[Kutipan Terpilih]
IHSG berhasil mengekor kinerja dari mayoritas bursa saham utama kawasan Asia yang sedang ditransaksikan di zona hijau: indeks Nikkei naik 0,37%, indeks Hang Seng menguat 0,1%, dan indeks Straits Times terapresiasi 0,18%.
Kembali hadirnya optimisme bahwa The Federal Reserve (The Fed) selaku bank sentral AS akan bertindak lebih dovish dalam pertemuannya bulan ini menjadi faktor yang memantik aksi beli di bursa saham Benua Kuning.
Optimisme tersebut kembali hadir pasca rilis data ekonomi AS yang mengecewakan. Kemarin (24/7/2019), pembacaan awal atas data Manufacturing PMI periode Juli 2019 diumumkan di level 50 oleh Markit, di bawah konsensus yang sebesar 50,9, dilansir dari Forex Factory.
Sebagai informasi, nilai sebesar 50 menunjukkan bahwa aktivitas manufaktur di AS tak membukukan ekspansi pada bulan Juli jika dibandingkan dengan bulan sebelumnya, walaupun di sisi lain juga tak membukukan kontraksi. Dilansir dari Trading Economics, Manufacturing PMI senilai 50 tersebut merupakan yang terendah yang pernah dibukukan AS sejak September 2009.
Dengan lesunya laju perekonomian AS, praktis The Fed menjadi memiliki alasan yang lebih kuat untuk memangkas tingkat suku bunga acuan secara lebih agresif.
Mengutip situs resmi CME Group yang merupakan pengelola bursa derivatif terkemuka di dunia, berdasarkan harga kontrak fed fund futures per 24 Juli 2019, probabilitas bahwa The Fed akan memangkas tingkat suku bunga acuan sebesar 50 bps pada pertemuan bulan ini naik menjadi 25,6%, dari 20,9% sehari sebelumnya.
Sebelumnya, optimisme bahwa The Fed akan bertindak lebih dovish sempat memudar lantaran pernyataan dari John Williams selaku New York Federal Reserve President 'didinginkan' oleh Federal Reserve Bank of New York.

[Daftar Entri]

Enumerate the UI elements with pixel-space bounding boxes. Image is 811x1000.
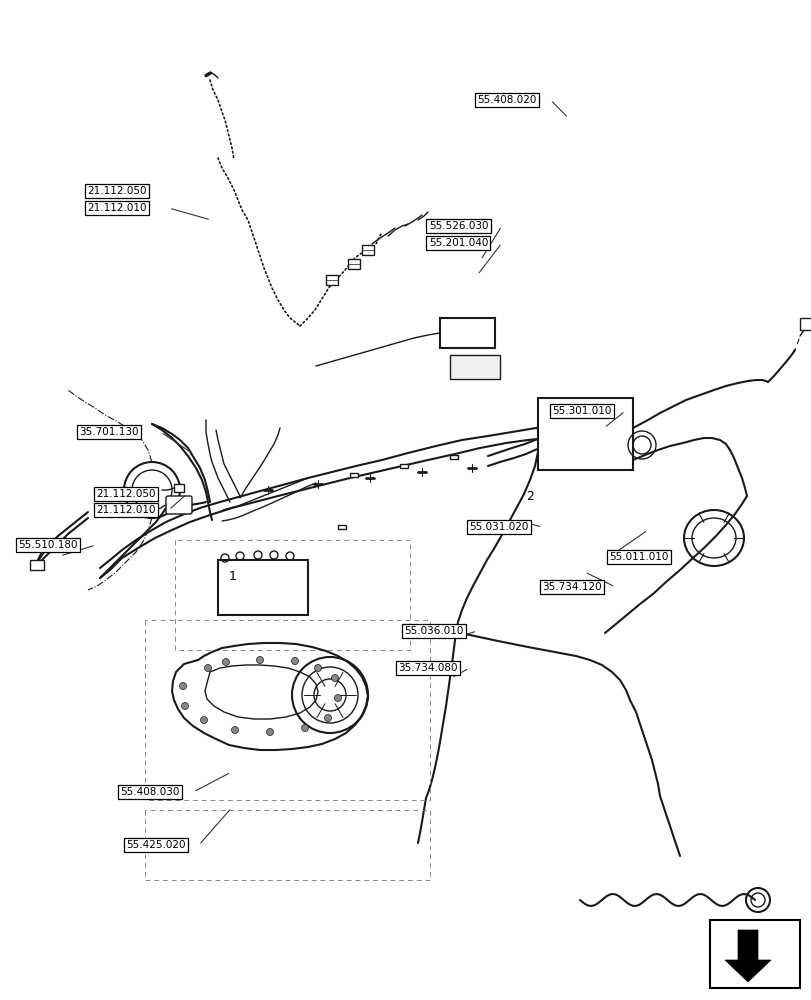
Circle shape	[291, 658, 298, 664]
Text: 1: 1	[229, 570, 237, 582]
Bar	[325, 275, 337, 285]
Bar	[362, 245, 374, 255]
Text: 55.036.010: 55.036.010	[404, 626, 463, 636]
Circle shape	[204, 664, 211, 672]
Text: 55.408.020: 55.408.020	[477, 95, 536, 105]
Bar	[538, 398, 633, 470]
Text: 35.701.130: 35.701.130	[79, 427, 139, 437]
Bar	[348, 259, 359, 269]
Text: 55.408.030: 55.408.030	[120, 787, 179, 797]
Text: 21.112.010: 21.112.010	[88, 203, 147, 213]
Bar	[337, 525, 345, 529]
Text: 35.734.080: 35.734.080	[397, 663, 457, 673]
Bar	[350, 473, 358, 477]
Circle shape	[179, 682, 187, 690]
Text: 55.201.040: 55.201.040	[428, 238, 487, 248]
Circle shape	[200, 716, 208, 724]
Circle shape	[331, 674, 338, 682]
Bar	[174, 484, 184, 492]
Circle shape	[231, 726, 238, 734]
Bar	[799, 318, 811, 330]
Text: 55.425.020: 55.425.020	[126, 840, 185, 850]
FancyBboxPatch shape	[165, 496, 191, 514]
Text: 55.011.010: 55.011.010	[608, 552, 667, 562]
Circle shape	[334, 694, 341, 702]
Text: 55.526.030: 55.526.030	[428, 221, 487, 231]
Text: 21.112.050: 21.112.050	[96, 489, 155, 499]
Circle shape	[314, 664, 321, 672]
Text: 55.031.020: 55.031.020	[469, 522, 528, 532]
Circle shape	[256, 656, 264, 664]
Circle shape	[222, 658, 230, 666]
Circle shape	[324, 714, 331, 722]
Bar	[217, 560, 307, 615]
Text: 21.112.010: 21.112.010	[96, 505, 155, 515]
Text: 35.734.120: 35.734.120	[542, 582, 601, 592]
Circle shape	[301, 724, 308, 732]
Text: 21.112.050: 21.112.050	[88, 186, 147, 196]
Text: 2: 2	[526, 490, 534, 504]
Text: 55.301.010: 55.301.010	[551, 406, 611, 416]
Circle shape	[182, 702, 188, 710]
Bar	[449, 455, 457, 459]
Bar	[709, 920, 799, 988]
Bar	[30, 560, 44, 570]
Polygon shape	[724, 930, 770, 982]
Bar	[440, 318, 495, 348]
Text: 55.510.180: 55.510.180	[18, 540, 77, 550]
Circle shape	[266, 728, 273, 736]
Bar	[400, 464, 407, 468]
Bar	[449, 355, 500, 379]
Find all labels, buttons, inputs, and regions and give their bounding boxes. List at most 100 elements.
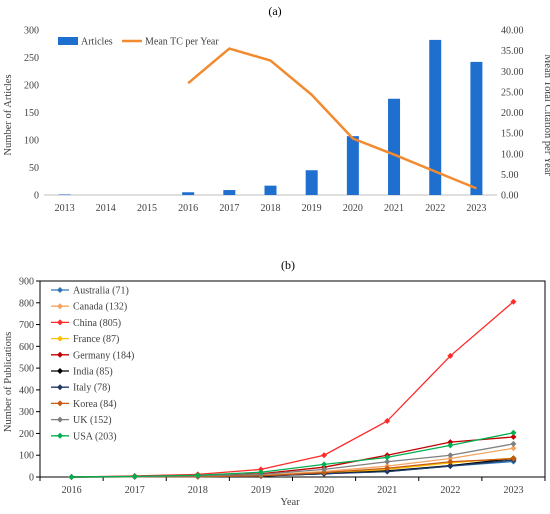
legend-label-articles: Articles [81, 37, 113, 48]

[Latihan] Tuliskan tanpa perubahan bagian kutipan tentang IHSG dan The Fed, dari "Dengan lesunya laju" sampai "of New York.".

[Hasil Berikut]
Dengan lesunya laju perekonomian AS, praktis The Fed menjadi memiliki alasan yang lebih kuat untuk memangkas tingkat suku bunga acuan secara lebih agresif.
Mengutip situs resmi CME Group yang merupakan pengelola bursa derivatif terkemuka di dunia, berdasarkan harga kontrak fed fund futures per 24 Juli 2019, probabilitas bahwa The Fed akan memangkas tingkat suku bunga acuan sebesar 50 bps pada pertemuan bulan ini naik menjadi 25,6%, dari 20,9% sehari sebelumnya.
Sebelumnya, optimisme bahwa The Fed akan bertindak lebih dovish sempat memudar lantaran pernyataan dari John Williams selaku New York Federal Reserve President 'didinginkan' oleh Federal Reserve Bank of New York.